[Start of STORED RECORDS]

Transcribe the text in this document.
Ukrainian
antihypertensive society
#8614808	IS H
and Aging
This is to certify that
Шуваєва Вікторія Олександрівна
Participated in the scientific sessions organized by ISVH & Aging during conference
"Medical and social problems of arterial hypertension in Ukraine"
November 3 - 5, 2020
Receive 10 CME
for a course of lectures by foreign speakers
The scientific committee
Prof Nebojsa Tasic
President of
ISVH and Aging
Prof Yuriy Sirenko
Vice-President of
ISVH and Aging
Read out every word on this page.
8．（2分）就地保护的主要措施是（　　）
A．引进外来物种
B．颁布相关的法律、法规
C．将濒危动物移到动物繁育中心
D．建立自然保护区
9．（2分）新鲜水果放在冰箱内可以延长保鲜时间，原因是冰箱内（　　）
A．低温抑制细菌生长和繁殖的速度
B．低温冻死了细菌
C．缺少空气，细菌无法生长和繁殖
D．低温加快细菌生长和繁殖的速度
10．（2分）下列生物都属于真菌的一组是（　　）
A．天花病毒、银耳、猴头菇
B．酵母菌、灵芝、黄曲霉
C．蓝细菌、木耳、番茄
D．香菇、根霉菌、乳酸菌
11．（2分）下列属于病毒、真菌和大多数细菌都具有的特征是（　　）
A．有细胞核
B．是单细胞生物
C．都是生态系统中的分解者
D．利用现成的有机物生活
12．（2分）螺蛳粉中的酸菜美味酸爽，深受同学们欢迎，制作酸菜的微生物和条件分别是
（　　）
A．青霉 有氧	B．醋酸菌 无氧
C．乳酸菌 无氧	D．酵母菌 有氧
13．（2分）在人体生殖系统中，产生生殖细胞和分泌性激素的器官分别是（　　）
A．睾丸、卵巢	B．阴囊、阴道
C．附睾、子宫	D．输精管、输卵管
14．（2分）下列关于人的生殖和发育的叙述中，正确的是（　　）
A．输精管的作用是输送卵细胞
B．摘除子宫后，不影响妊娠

[End of STORED RECORDS]

EXERCISE PROMPT
In the entries above, find every line holding the word "Aging" and copy it out.

SOLVED PROBLEM
and Aging
Participated in the scientific sessions organized by ISVH & Aging during conference
ISVH and Aging
ISVH and Aging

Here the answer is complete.